Provided information:
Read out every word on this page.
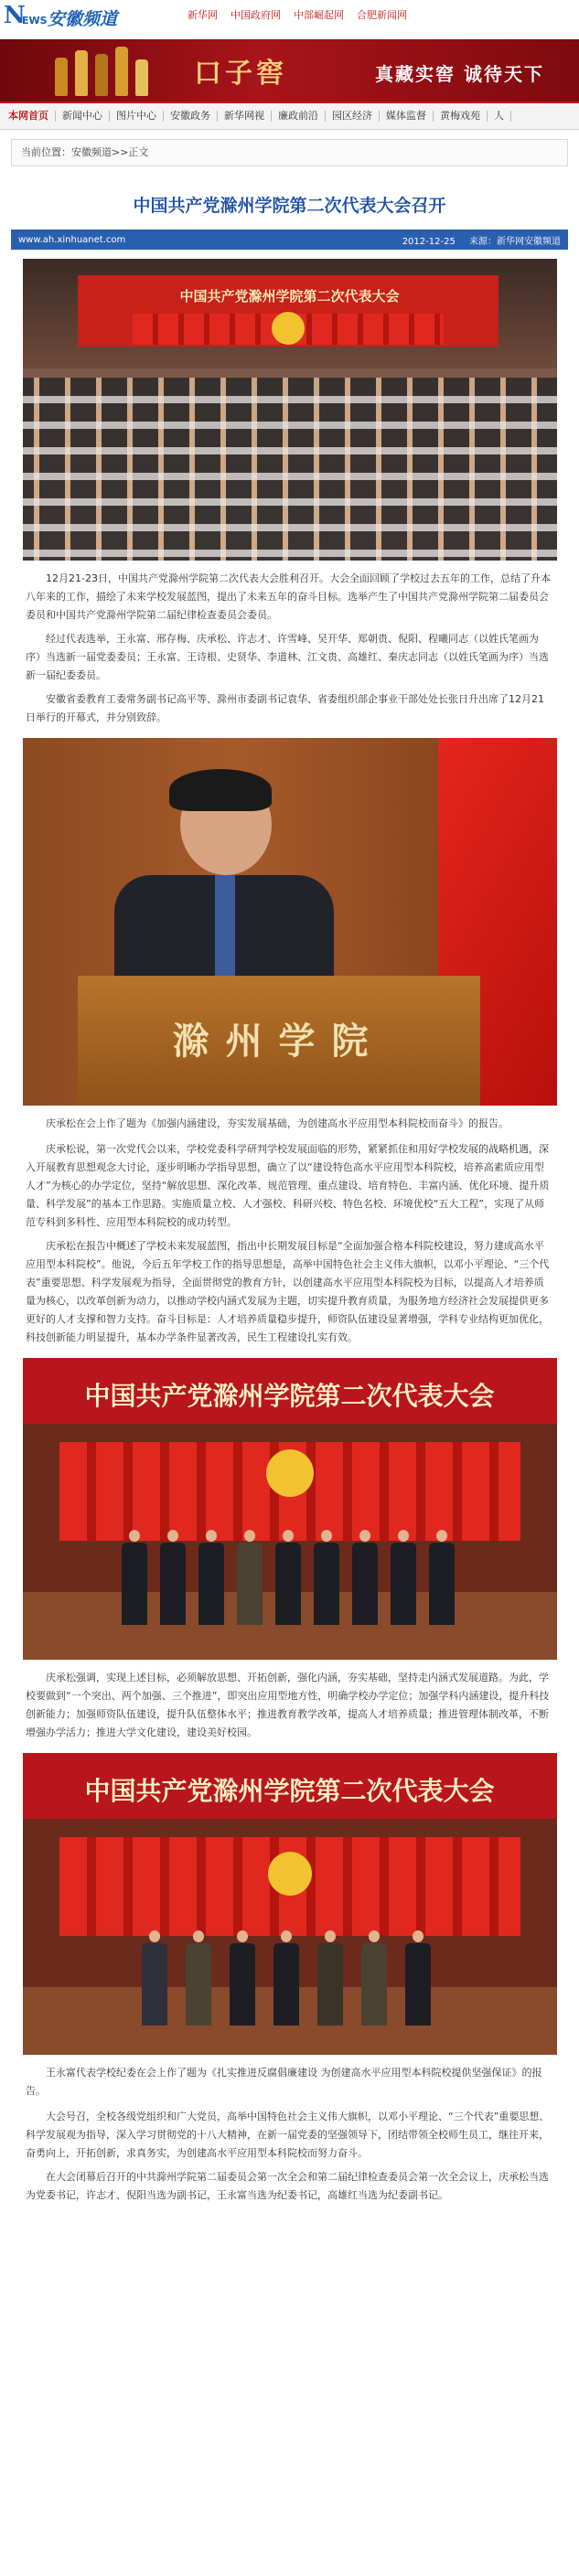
N
EWS 安徽频道	新华网 中国政府网 中部崛起网 合肥新闻网
口子窖	真藏实窖 诚待天下
本网首页	新闻中心	图片中心	安徽政务	新华网视	廉政前沿	园区经济	媒体监督	黄梅戏苑	人
当前位置：安徽频道>>正文
中国共产党滁州学院第二次代表大会召开
www.ah.xinhuanet.com	2012-12-25 来源：新华网安徽频道
中国共产党滁州学院第二次代表大会

12月21-23日，中国共产党滁州学院第二次代表大会胜利召开。大会全面回顾了学校过去五年的工作，总结了升本八年来的工作，描绘了未来学校发展蓝图，提出了未来五年的奋斗目标。选举产生了中国共产党滁州学院第二届委员会委员和中国共产党滁州学院第二届纪律检查委员会委员。

经过代表选举，王永富、邢存梅、庆承松、许志才、许雪峰、吴开华、郑朝贵、倪阳、程曦同志（以姓氏笔画为序）当选新一届党委委员；王永富、王诗根、史贤华、李道林、江文贵、高雄红、秦庆志同志（以姓氏笔画为序）当选新一届纪委委员。

安徽省委教育工委常务副书记高平等、滁州市委副书记袁华、省委组织部企事业干部处处长张日升出席了12月21日举行的开幕式，并分别致辞。

滁州学院

庆承松在会上作了题为《加强内涵建设，夯实发展基础，为创建高水平应用型本科院校而奋斗》的报告。

庆承松说，第一次党代会以来，学校党委科学研判学校发展面临的形势，紧紧抓住和用好学校发展的战略机遇，深入开展教育思想观念大讨论，逐步明晰办学指导思想，确立了以“建设特色高水平应用型本科院校，培养高素质应用型人才”为核心的办学定位，坚持“解放思想、深化改革、规范管理、重点建设、培育特色、丰富内涵、优化环境、提升质量、科学发展”的基本工作思路。实施质量立校、人才强校、科研兴校、特色名校、环境优校“五大工程”，实现了从师范专科到多科性、应用型本科院校的成功转型。

庆承松在报告中概述了学校未来发展蓝图，指出中长期发展目标是“全面加强合格本科院校建设，努力建成高水平应用型本科院校”。他说，今后五年学校工作的指导思想是，高举中国特色社会主义伟大旗帜，以邓小平理论、“三个代表”重要思想、科学发展观为指导，全面贯彻党的教育方针，以创建高水平应用型本科院校为目标，以提高人才培养质量为核心，以改革创新为动力，以推动学校内涵式发展为主题，切实提升教育质量，为服务地方经济社会发展提供更多更好的人才支撑和智力支持。奋斗目标是：人才培养质量稳步提升，师资队伍建设显著增强，学科专业结构更加优化，科技创新能力明显提升，基本办学条件显著改善，民生工程建设扎实有效。

中国共产党滁州学院第二次代表大会

庆承松强调，实现上述目标，必须解放思想、开拓创新，强化内涵，夯实基础，坚持走内涵式发展道路。为此，学校要做到“一个突出、两个加强、三个推进”，即突出应用型地方性，明确学校办学定位；加强学科内涵建设，提升科技创新能力；加强师资队伍建设，提升队伍整体水平；推进教育教学改革，提高人才培养质量；推进管理体制改革，不断增强办学活力；推进大学文化建设，建设美好校园。

中国共产党滁州学院第二次代表大会

王永富代表学校纪委在会上作了题为《扎实推进反腐倡廉建设 为创建高水平应用型本科院校提供坚强保证》的报告。

大会号召，全校各级党组织和广大党员，高举中国特色社会主义伟大旗帜，以邓小平理论、“三个代表”重要思想、科学发展观为指导，深入学习贯彻党的十八大精神，在新一届党委的坚强领导下，团结带领全校师生员工，继往开来，奋勇向上，开拓创新，求真务实，为创建高水平应用型本科院校而努力奋斗。

在大会闭幕后召开的中共滁州学院第二届委员会第一次全会和第二届纪律检查委员会第一次全会议上，庆承松当选为党委书记，许志才、倪阳当选为副书记，王永富当选为纪委书记，高雄红当选为纪委副书记。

Direction: Strip out the images, then output the records above word for word.

The result:
Read out every word on this page.
N
EWS 安徽频道	新华网 中国政府网 中部崛起网 合肥新闻网
口子窖	真藏实窖 诚待天下
本网首页	新闻中心	图片中心	安徽政务	新华网视	廉政前沿	园区经济	媒体监督	黄梅戏苑	人
当前位置：安徽频道>>正文
中国共产党滁州学院第二次代表大会召开
www.ah.xinhuanet.com	2012-12-25 来源：新华网安徽频道
中国共产党滁州学院第二次代表大会

12月21-23日，中国共产党滁州学院第二次代表大会胜利召开。大会全面回顾了学校过去五年的工作，总结了升本八年来的工作，描绘了未来学校发展蓝图，提出了未来五年的奋斗目标。选举产生了中国共产党滁州学院第二届委员会委员和中国共产党滁州学院第二届纪律检查委员会委员。

经过代表选举，王永富、邢存梅、庆承松、许志才、许雪峰、吴开华、郑朝贵、倪阳、程曦同志（以姓氏笔画为序）当选新一届党委委员；王永富、王诗根、史贤华、李道林、江文贵、高雄红、秦庆志同志（以姓氏笔画为序）当选新一届纪委委员。

安徽省委教育工委常务副书记高平等、滁州市委副书记袁华、省委组织部企事业干部处处长张日升出席了12月21日举行的开幕式，并分别致辞。

滁州学院

庆承松在会上作了题为《加强内涵建设，夯实发展基础，为创建高水平应用型本科院校而奋斗》的报告。

庆承松说，第一次党代会以来，学校党委科学研判学校发展面临的形势，紧紧抓住和用好学校发展的战略机遇，深入开展教育思想观念大讨论，逐步明晰办学指导思想，确立了以“建设特色高水平应用型本科院校，培养高素质应用型人才”为核心的办学定位，坚持“解放思想、深化改革、规范管理、重点建设、培育特色、丰富内涵、优化环境、提升质量、科学发展”的基本工作思路。实施质量立校、人才强校、科研兴校、特色名校、环境优校“五大工程”，实现了从师范专科到多科性、应用型本科院校的成功转型。

庆承松在报告中概述了学校未来发展蓝图，指出中长期发展目标是“全面加强合格本科院校建设，努力建成高水平应用型本科院校”。他说，今后五年学校工作的指导思想是，高举中国特色社会主义伟大旗帜，以邓小平理论、“三个代表”重要思想、科学发展观为指导，全面贯彻党的教育方针，以创建高水平应用型本科院校为目标，以提高人才培养质量为核心，以改革创新为动力，以推动学校内涵式发展为主题，切实提升教育质量，为服务地方经济社会发展提供更多更好的人才支撑和智力支持。奋斗目标是：人才培养质量稳步提升，师资队伍建设显著增强，学科专业结构更加优化，科技创新能力明显提升，基本办学条件显著改善，民生工程建设扎实有效。

中国共产党滁州学院第二次代表大会

庆承松强调，实现上述目标，必须解放思想、开拓创新，强化内涵，夯实基础，坚持走内涵式发展道路。为此，学校要做到“一个突出、两个加强、三个推进”，即突出应用型地方性，明确学校办学定位；加强学科内涵建设，提升科技创新能力；加强师资队伍建设，提升队伍整体水平；推进教育教学改革，提高人才培养质量；推进管理体制改革，不断增强办学活力；推进大学文化建设，建设美好校园。

中国共产党滁州学院第二次代表大会

王永富代表学校纪委在会上作了题为《扎实推进反腐倡廉建设 为创建高水平应用型本科院校提供坚强保证》的报告。

大会号召，全校各级党组织和广大党员，高举中国特色社会主义伟大旗帜，以邓小平理论、“三个代表”重要思想、科学发展观为指导，深入学习贯彻党的十八大精神，在新一届党委的坚强领导下，团结带领全校师生员工，继往开来，奋勇向上，开拓创新，求真务实，为创建高水平应用型本科院校而努力奋斗。

在大会闭幕后召开的中共滁州学院第二届委员会第一次全会和第二届纪律检查委员会第一次全会议上，庆承松当选为党委书记，许志才、倪阳当选为副书记，王永富当选为纪委书记，高雄红当选为纪委副书记。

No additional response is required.